_Task material_.
*-*-*
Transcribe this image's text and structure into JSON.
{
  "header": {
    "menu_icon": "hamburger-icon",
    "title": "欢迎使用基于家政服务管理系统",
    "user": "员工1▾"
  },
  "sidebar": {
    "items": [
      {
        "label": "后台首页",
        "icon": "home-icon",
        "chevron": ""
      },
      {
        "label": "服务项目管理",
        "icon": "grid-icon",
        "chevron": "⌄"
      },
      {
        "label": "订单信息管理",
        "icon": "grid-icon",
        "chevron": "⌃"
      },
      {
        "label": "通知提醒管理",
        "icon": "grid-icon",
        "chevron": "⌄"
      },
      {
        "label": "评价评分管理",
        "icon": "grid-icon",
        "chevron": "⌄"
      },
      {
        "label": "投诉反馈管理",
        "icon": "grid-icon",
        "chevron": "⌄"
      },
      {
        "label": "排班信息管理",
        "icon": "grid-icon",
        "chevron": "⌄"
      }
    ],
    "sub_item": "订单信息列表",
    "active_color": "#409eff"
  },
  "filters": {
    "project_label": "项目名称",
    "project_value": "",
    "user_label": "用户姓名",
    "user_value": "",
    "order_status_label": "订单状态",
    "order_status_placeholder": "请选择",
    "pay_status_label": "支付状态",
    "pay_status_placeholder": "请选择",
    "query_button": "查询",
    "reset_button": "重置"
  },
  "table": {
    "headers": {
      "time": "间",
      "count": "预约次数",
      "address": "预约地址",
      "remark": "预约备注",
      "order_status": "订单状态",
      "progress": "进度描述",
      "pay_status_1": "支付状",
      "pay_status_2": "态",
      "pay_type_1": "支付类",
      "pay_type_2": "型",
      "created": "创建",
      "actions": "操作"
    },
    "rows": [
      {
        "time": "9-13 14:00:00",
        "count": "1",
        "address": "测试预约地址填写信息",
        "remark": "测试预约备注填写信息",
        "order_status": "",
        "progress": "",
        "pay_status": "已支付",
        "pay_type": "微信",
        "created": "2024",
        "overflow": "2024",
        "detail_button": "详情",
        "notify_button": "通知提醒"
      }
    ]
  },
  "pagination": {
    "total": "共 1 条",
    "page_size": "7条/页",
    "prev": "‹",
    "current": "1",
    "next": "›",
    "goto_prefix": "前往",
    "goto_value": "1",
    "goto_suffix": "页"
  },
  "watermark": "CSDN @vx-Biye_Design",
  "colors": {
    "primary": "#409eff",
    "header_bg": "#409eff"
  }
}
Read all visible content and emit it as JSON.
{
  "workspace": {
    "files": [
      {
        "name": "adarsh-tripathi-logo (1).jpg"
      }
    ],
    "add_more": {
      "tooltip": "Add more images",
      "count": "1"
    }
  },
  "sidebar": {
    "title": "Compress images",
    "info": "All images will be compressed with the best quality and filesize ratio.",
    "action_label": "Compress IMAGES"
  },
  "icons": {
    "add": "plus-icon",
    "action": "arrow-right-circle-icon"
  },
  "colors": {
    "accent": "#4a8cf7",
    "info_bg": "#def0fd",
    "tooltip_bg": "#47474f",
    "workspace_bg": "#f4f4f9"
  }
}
*-*-*
_Given instruction_. From the data above, copy each line that has the string "JSON".

_Response to this exercise_.
Transcribe this image's text and structure into JSON.
Read all visible content and emit it as JSON.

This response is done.